Set task —
In the comment thread below, which definition does the reply say makes it possible to parametrize the circle by cosine and sine after all?

Supplied passage —
• • • • •
This was an interesting read, relating sin and cos to geometrical definitions was something I noticed that didn’t get covered in lectures – so I’m glad to see it here. A couple of things I’m not sure about in the final section ‘lengths of curves’: Is M meant to be the upper bound for the moduli of g'(t) and h'(t) (rather than g and h as you’ve written)? Why is it the same c_i for g and h?

Many thanks. I’ve made some adjustments to deal with these slips.

3. mathtuition88 Says:

Reblogged this on Singapore Maths Tuition.

4. jason fordham Says:

Tim, isn’t all the geometry you could ever want available quickly from f() = exp(i theta)? Establish that it’s a circle from dynamics: exp(0) is 1, first derivative is i.f() at right angles to f(), second derivative is -f(). Separate real and imaginary parts, and we are done, as my 1A lecturer used to say.

• gowers Says:

That sounds like a good suggestion. The fact that it’s a circle follows from the fact that $\sin^2\theta+\cos^2\theta=1$, which I proved in the course. The main point that needs to be established is that the angle between the vectors from 0 to 1 and from 0 to $e^{i\theta}$ is $\theta$, in the normal geometrical sense. If we define angles as lengths of circular arcs, then some kind of definition of length is again going to be necessary. We could I suppose define the length to be the integral of the modulus of the derivative of $e^{i\theta}$, which is constant at 1, and therefore integrates to $\theta$. But if one wants to justify that definition of length, then some kind of approximation by piecewise linear paths is (I think) necessary.

However, I agree that this approach looks simpler, since it avoids the integral of $1/\sqrt{1-x^2}$. Having said that, I’m quite pleased to have had an excuse to discuss briefly why that integral is a natural one and why the usual substitution into it is also natural.

• gowers Says:

Thinking about this further, I realize that we don’t need to involve the complex numbers. I was just wrong when I said that we can’t parametrize the circle as $(\cos\theta,\sin\theta)$. We can, provided we use the power-series definition. If we then calculate the length using that parametrization, the calculation is simpler. I’m about to add to the post to make this point.
• • • • •
Information given —
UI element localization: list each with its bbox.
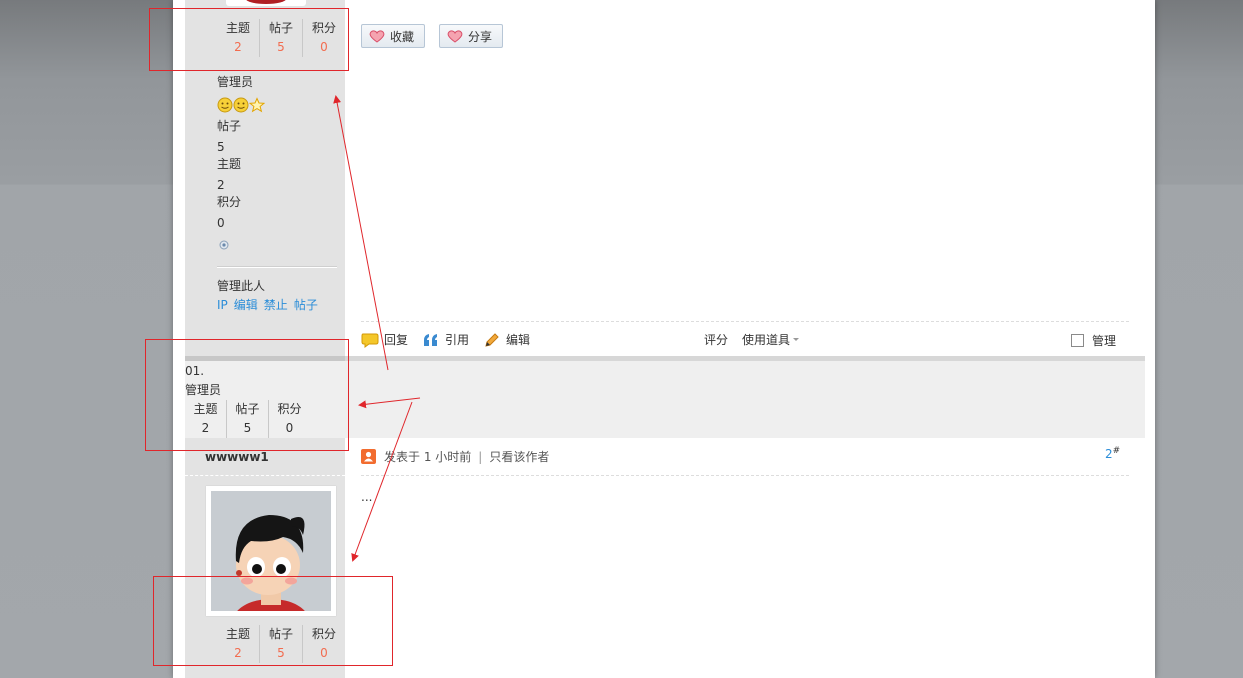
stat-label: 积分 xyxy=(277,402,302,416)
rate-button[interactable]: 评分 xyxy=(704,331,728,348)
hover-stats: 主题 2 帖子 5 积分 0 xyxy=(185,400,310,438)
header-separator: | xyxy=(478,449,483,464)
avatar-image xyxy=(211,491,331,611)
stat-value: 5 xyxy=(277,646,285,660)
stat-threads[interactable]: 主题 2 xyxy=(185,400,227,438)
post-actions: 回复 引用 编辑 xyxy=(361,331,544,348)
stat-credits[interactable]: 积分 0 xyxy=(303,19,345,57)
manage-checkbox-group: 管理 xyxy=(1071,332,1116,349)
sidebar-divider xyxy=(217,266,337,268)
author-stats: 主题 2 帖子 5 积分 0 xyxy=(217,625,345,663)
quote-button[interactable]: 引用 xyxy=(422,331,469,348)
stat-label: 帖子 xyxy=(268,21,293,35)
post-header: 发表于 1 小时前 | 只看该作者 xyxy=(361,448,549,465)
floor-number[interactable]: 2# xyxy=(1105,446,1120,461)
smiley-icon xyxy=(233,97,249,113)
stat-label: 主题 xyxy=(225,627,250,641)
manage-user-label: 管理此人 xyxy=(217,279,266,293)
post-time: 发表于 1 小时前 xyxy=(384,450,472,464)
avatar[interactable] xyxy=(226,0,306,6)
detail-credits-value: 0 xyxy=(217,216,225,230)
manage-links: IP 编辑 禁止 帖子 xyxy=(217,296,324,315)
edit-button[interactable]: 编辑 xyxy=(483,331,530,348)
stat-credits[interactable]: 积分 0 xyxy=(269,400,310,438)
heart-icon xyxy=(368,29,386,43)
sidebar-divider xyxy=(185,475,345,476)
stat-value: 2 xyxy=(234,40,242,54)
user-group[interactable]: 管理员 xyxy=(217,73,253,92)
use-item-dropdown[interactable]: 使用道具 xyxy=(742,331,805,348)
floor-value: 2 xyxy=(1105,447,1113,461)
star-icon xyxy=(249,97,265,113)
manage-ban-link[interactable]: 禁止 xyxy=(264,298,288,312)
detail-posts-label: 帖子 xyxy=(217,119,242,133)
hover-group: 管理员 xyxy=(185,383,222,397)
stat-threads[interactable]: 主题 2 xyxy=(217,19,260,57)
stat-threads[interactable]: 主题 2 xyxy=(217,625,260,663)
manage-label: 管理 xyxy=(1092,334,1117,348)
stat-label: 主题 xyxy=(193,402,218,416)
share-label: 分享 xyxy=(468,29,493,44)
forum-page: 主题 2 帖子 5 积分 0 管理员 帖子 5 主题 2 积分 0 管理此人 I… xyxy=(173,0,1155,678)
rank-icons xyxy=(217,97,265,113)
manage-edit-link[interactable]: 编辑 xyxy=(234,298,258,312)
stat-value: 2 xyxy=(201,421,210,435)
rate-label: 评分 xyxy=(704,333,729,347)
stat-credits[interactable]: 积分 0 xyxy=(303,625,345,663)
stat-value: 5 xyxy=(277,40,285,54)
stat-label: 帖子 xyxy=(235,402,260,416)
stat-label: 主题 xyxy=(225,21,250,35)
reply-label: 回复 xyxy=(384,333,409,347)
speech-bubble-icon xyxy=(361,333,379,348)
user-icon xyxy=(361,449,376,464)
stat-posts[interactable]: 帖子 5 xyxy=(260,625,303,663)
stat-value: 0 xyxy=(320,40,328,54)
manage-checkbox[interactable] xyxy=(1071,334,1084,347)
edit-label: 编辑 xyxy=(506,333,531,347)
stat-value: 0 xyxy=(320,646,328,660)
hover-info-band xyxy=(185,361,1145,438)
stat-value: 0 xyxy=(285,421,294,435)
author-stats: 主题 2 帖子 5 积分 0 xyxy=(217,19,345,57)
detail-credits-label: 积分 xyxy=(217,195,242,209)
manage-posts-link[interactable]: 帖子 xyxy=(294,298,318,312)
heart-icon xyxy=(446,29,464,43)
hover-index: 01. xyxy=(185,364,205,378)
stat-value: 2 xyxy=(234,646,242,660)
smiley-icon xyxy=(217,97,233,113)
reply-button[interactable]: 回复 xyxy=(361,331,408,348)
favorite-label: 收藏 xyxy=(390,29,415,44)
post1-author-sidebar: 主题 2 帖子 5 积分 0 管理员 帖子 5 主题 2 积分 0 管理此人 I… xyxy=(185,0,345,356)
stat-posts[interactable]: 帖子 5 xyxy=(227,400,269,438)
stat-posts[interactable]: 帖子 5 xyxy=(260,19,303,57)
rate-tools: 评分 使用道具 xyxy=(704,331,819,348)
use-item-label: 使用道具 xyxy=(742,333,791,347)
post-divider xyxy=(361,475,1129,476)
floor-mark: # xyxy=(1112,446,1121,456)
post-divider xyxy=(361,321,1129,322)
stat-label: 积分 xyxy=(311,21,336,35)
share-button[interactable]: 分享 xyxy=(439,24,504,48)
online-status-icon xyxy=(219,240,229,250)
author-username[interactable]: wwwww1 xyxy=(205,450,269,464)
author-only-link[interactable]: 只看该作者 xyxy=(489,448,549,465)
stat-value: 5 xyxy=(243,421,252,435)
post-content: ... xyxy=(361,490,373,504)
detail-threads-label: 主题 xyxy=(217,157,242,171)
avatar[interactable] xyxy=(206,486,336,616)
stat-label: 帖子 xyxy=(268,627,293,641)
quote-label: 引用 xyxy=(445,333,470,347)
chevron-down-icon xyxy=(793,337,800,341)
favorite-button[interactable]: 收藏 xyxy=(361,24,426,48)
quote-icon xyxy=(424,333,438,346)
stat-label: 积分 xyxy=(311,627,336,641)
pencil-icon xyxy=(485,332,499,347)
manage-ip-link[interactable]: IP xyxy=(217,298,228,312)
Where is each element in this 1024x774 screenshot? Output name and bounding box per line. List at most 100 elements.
• • • • •
The solution —
The power-series definition.